Records that describe figures
*-*-*

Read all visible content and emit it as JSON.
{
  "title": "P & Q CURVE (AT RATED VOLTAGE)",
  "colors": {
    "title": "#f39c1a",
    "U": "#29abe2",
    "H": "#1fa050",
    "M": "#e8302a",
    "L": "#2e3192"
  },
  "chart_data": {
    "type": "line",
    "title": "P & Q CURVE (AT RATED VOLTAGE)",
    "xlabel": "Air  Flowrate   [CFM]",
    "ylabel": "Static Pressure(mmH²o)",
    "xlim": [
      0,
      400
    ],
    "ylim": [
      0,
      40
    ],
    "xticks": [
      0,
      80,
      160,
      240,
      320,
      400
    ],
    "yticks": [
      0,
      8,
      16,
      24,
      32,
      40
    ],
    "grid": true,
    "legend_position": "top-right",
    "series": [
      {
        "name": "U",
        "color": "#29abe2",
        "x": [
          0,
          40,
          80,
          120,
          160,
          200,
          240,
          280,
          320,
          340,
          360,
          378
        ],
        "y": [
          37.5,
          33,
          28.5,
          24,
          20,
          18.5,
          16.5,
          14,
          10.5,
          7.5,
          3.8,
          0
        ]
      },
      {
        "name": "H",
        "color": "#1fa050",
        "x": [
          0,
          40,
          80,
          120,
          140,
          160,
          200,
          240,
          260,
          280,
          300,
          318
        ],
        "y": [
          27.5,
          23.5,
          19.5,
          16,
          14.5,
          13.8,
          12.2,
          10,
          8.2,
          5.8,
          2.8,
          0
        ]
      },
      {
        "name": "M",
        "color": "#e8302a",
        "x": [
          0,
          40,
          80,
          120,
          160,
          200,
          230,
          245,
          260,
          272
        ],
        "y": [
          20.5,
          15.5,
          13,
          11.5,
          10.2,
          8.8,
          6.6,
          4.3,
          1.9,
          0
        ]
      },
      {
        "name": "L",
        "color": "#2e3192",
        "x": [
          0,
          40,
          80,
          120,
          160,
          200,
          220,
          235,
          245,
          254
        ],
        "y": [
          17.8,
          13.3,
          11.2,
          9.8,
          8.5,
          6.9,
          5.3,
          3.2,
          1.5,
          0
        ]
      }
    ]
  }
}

*-*-*

Directive
Give the records above again, word for word.

Correct answer
Read all visible content and emit it as JSON.
{
  "title": "P & Q CURVE (AT RATED VOLTAGE)",
  "colors": {
    "title": "#f39c1a",
    "U": "#29abe2",
    "H": "#1fa050",
    "M": "#e8302a",
    "L": "#2e3192"
  },
  "chart_data": {
    "type": "line",
    "title": "P & Q CURVE (AT RATED VOLTAGE)",
    "xlabel": "Air  Flowrate   [CFM]",
    "ylabel": "Static Pressure(mmH²o)",
    "xlim": [
      0,
      400
    ],
    "ylim": [
      0,
      40
    ],
    "xticks": [
      0,
      80,
      160,
      240,
      320,
      400
    ],
    "yticks": [
      0,
      8,
      16,
      24,
      32,
      40
    ],
    "grid": true,
    "legend_position": "top-right",
    "series": [
      {
        "name": "U",
        "color": "#29abe2",
        "x": [
          0,
          40,
          80,
          120,
          160,
          200,
          240,
          280,
          320,
          340,
          360,
          378
        ],
        "y": [
          37.5,
          33,
          28.5,
          24,
          20,
          18.5,
          16.5,
          14,
          10.5,
          7.5,
          3.8,
          0
        ]
      },
      {
        "name": "H",
        "color": "#1fa050",
        "x": [
          0,
          40,
          80,
          120,
          140,
          160,
          200,
          240,
          260,
          280,
          300,
          318
        ],
        "y": [
          27.5,
          23.5,
          19.5,
          16,
          14.5,
          13.8,
          12.2,
          10,
          8.2,
          5.8,
          2.8,
          0
        ]
      },
      {
        "name": "M",
        "color": "#e8302a",
        "x": [
          0,
          40,
          80,
          120,
          160,
          200,
          230,
          245,
          260,
          272
        ],
        "y": [
          20.5,
          15.5,
          13,
          11.5,
          10.2,
          8.8,
          6.6,
          4.3,
          1.9,
          0
        ]
      },
      {
        "name": "L",
        "color": "#2e3192",
        "x": [
          0,
          40,
          80,
          120,
          160,
          200,
          220,
          235,
          245,
          254
        ],
        "y": [
          17.8,
          13.3,
          11.2,
          9.8,
          8.5,
          6.9,
          5.3,
          3.2,
          1.5,
          0
        ]
      }
    ]
  }
}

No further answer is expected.